• _Task details_:
Every record must be repeated exactly, with no omission.
======== Provided data ========
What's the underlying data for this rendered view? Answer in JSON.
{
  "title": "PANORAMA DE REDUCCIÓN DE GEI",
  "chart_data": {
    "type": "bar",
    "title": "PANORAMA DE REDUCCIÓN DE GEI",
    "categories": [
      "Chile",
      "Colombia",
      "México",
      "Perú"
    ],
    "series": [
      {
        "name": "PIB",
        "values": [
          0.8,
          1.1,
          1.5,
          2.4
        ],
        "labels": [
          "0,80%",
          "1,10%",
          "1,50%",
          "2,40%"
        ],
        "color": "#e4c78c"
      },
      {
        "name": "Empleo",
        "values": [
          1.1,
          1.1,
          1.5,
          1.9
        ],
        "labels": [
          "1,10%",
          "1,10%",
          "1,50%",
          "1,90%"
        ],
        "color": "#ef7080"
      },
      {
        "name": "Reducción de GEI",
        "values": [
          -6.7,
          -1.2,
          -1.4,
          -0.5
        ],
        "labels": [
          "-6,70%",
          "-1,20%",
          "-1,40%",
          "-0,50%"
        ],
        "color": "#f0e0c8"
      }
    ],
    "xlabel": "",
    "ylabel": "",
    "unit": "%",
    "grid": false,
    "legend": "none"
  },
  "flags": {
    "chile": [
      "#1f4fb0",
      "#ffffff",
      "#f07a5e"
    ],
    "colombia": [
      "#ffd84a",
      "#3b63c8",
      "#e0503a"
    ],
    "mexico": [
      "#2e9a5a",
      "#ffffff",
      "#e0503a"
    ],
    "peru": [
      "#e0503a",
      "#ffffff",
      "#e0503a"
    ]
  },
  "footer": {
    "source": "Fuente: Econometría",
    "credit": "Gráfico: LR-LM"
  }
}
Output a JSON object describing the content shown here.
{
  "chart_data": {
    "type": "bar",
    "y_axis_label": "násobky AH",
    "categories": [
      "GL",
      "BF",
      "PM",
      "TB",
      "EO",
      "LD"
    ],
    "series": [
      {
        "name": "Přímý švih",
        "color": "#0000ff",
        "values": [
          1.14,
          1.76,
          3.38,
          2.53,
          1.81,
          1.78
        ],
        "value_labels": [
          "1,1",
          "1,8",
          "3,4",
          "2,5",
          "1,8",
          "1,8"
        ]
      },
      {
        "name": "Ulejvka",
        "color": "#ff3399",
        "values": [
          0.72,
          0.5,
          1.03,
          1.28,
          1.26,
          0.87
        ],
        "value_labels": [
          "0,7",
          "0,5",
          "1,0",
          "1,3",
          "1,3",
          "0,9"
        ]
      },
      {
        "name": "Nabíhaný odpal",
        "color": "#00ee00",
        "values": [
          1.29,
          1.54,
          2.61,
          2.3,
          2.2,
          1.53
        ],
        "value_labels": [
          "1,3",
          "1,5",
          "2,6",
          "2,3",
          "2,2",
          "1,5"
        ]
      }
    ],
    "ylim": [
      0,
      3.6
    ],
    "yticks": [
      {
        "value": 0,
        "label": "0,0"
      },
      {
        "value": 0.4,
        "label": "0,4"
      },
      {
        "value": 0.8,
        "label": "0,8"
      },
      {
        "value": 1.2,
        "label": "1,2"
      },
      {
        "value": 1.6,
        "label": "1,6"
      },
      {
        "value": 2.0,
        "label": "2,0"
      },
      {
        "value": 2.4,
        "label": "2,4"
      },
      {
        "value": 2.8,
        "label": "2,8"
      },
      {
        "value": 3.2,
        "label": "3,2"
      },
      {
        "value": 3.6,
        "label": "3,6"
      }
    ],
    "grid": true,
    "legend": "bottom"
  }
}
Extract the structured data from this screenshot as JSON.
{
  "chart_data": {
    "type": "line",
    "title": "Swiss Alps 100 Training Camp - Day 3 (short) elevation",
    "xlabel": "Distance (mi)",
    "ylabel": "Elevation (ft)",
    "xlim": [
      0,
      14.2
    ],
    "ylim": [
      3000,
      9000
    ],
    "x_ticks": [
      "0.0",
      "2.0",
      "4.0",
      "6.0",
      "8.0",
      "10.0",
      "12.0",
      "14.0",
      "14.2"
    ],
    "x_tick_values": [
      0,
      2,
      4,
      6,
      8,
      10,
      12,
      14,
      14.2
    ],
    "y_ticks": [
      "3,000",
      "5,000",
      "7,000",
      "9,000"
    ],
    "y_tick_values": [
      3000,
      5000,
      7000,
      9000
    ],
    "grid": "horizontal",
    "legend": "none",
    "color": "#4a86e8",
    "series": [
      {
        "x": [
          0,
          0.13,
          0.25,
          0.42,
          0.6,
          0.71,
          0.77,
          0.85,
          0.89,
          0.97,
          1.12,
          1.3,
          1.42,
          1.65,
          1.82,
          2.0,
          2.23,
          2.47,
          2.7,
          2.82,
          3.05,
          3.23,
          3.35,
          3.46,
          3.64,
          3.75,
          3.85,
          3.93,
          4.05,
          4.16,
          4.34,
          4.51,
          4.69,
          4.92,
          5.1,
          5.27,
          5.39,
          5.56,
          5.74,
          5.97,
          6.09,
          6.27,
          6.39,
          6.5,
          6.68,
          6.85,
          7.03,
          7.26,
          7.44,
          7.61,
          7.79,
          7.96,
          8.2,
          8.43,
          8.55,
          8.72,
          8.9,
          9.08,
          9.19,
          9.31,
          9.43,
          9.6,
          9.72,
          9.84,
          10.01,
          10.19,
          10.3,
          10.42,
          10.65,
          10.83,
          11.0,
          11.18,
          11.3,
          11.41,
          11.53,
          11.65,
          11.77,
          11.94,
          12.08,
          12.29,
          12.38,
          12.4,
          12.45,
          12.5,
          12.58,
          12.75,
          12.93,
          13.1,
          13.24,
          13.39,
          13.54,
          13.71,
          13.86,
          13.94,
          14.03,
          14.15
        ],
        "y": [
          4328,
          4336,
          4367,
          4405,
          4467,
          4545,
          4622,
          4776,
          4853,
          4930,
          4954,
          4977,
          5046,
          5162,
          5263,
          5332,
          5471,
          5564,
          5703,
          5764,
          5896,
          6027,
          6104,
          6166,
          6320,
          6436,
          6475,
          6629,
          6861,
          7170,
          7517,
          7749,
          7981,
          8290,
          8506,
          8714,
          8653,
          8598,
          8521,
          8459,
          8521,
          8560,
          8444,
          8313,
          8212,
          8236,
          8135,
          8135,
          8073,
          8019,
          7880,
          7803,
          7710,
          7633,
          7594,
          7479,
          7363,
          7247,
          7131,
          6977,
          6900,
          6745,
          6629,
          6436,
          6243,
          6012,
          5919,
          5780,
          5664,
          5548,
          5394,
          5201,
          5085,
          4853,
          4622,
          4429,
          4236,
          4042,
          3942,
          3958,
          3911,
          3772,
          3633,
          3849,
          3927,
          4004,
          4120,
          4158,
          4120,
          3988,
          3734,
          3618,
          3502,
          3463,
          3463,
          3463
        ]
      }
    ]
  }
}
========
• _Task solution_:
What's the underlying data for this rendered view? Answer in JSON.
{
  "title": "PANORAMA DE REDUCCIÓN DE GEI",
  "chart_data": {
    "type": "bar",
    "title": "PANORAMA DE REDUCCIÓN DE GEI",
    "categories": [
      "Chile",
      "Colombia",
      "México",
      "Perú"
    ],
    "series": [
      {
        "name": "PIB",
        "values": [
          0.8,
          1.1,
          1.5,
          2.4
        ],
        "labels": [
          "0,80%",
          "1,10%",
          "1,50%",
          "2,40%"
        ],
        "color": "#e4c78c"
      },
      {
        "name": "Empleo",
        "values": [
          1.1,
          1.1,
          1.5,
          1.9
        ],
        "labels": [
          "1,10%",
          "1,10%",
          "1,50%",
          "1,90%"
        ],
        "color": "#ef7080"
      },
      {
        "name": "Reducción de GEI",
        "values": [
          -6.7,
          -1.2,
          -1.4,
          -0.5
        ],
        "labels": [
          "-6,70%",
          "-1,20%",
          "-1,40%",
          "-0,50%"
        ],
        "color": "#f0e0c8"
      }
    ],
    "xlabel": "",
    "ylabel": "",
    "unit": "%",
    "grid": false,
    "legend": "none"
  },
  "flags": {
    "chile": [
      "#1f4fb0",
      "#ffffff",
      "#f07a5e"
    ],
    "colombia": [
      "#ffd84a",
      "#3b63c8",
      "#e0503a"
    ],
    "mexico": [
      "#2e9a5a",
      "#ffffff",
      "#e0503a"
    ],
    "peru": [
      "#e0503a",
      "#ffffff",
      "#e0503a"
    ]
  },
  "footer": {
    "source": "Fuente: Econometría",
    "credit": "Gráfico: LR-LM"
  }
}
Output a JSON object describing the content shown here.
{
  "chart_data": {
    "type": "bar",
    "y_axis_label": "násobky AH",
    "categories": [
      "GL",
      "BF",
      "PM",
      "TB",
      "EO",
      "LD"
    ],
    "series": [
      {
        "name": "Přímý švih",
        "color": "#0000ff",
        "values": [
          1.14,
          1.76,
          3.38,
          2.53,
          1.81,
          1.78
        ],
        "value_labels": [
          "1,1",
          "1,8",
          "3,4",
          "2,5",
          "1,8",
          "1,8"
        ]
      },
      {
        "name": "Ulejvka",
        "color": "#ff3399",
        "values": [
          0.72,
          0.5,
          1.03,
          1.28,
          1.26,
          0.87
        ],
        "value_labels": [
          "0,7",
          "0,5",
          "1,0",
          "1,3",
          "1,3",
          "0,9"
        ]
      },
      {
        "name": "Nabíhaný odpal",
        "color": "#00ee00",
        "values": [
          1.29,
          1.54,
          2.61,
          2.3,
          2.2,
          1.53
        ],
        "value_labels": [
          "1,3",
          "1,5",
          "2,6",
          "2,3",
          "2,2",
          "1,5"
        ]
      }
    ],
    "ylim": [
      0,
      3.6
    ],
    "yticks": [
      {
        "value": 0,
        "label": "0,0"
      },
      {
        "value": 0.4,
        "label": "0,4"
      },
      {
        "value": 0.8,
        "label": "0,8"
      },
      {
        "value": 1.2,
        "label": "1,2"
      },
      {
        "value": 1.6,
        "label": "1,6"
      },
      {
        "value": 2.0,
        "label": "2,0"
      },
      {
        "value": 2.4,
        "label": "2,4"
      },
      {
        "value": 2.8,
        "label": "2,8"
      },
      {
        "value": 3.2,
        "label": "3,2"
      },
      {
        "value": 3.6,
        "label": "3,6"
      }
    ],
    "grid": true,
    "legend": "bottom"
  }
}
Extract the structured data from this screenshot as JSON.
{
  "chart_data": {
    "type": "line",
    "title": "Swiss Alps 100 Training Camp - Day 3 (short) elevation",
    "xlabel": "Distance (mi)",
    "ylabel": "Elevation (ft)",
    "xlim": [
      0,
      14.2
    ],
    "ylim": [
      3000,
      9000
    ],
    "x_ticks": [
      "0.0",
      "2.0",
      "4.0",
      "6.0",
      "8.0",
      "10.0",
      "12.0",
      "14.0",
      "14.2"
    ],
    "x_tick_values": [
      0,
      2,
      4,
      6,
      8,
      10,
      12,
      14,
      14.2
    ],
    "y_ticks": [
      "3,000",
      "5,000",
      "7,000",
      "9,000"
    ],
    "y_tick_values": [
      3000,
      5000,
      7000,
      9000
    ],
    "grid": "horizontal",
    "legend": "none",
    "color": "#4a86e8",
    "series": [
      {
        "x": [
          0,
          0.13,
          0.25,
          0.42,
          0.6,
          0.71,
          0.77,
          0.85,
          0.89,
          0.97,
          1.12,
          1.3,
          1.42,
          1.65,
          1.82,
          2.0,
          2.23,
          2.47,
          2.7,
          2.82,
          3.05,
          3.23,
          3.35,
          3.46,
          3.64,
          3.75,
          3.85,
          3.93,
          4.05,
          4.16,
          4.34,
          4.51,
          4.69,
          4.92,
          5.1,
          5.27,
          5.39,
          5.56,
          5.74,
          5.97,
          6.09,
          6.27,
          6.39,
          6.5,
          6.68,
          6.85,
          7.03,
          7.26,
          7.44,
          7.61,
          7.79,
          7.96,
          8.2,
          8.43,
          8.55,
          8.72,
          8.9,
          9.08,
          9.19,
          9.31,
          9.43,
          9.6,
          9.72,
          9.84,
          10.01,
          10.19,
          10.3,
          10.42,
          10.65,
          10.83,
          11.0,
          11.18,
          11.3,
          11.41,
          11.53,
          11.65,
          11.77,
          11.94,
          12.08,
          12.29,
          12.38,
          12.4,
          12.45,
          12.5,
          12.58,
          12.75,
          12.93,
          13.1,
          13.24,
          13.39,
          13.54,
          13.71,
          13.86,
          13.94,
          14.03,
          14.15
        ],
        "y": [
          4328,
          4336,
          4367,
          4405,
          4467,
          4545,
          4622,
          4776,
          4853,
          4930,
          4954,
          4977,
          5046,
          5162,
          5263,
          5332,
          5471,
          5564,
          5703,
          5764,
          5896,
          6027,
          6104,
          6166,
          6320,
          6436,
          6475,
          6629,
          6861,
          7170,
          7517,
          7749,
          7981,
          8290,
          8506,
          8714,
          8653,
          8598,
          8521,
          8459,
          8521,
          8560,
          8444,
          8313,
          8212,
          8236,
          8135,
          8135,
          8073,
          8019,
          7880,
          7803,
          7710,
          7633,
          7594,
          7479,
          7363,
          7247,
          7131,
          6977,
          6900,
          6745,
          6629,
          6436,
          6243,
          6012,
          5919,
          5780,
          5664,
          5548,
          5394,
          5201,
          5085,
          4853,
          4622,
          4429,
          4236,
          4042,
          3942,
          3958,
          3911,
          3772,
          3633,
          3849,
          3927,
          4004,
          4120,
          4158,
          4120,
          3988,
          3734,
          3618,
          3502,
          3463,
          3463,
          3463
        ]
      }
    ]
  }
}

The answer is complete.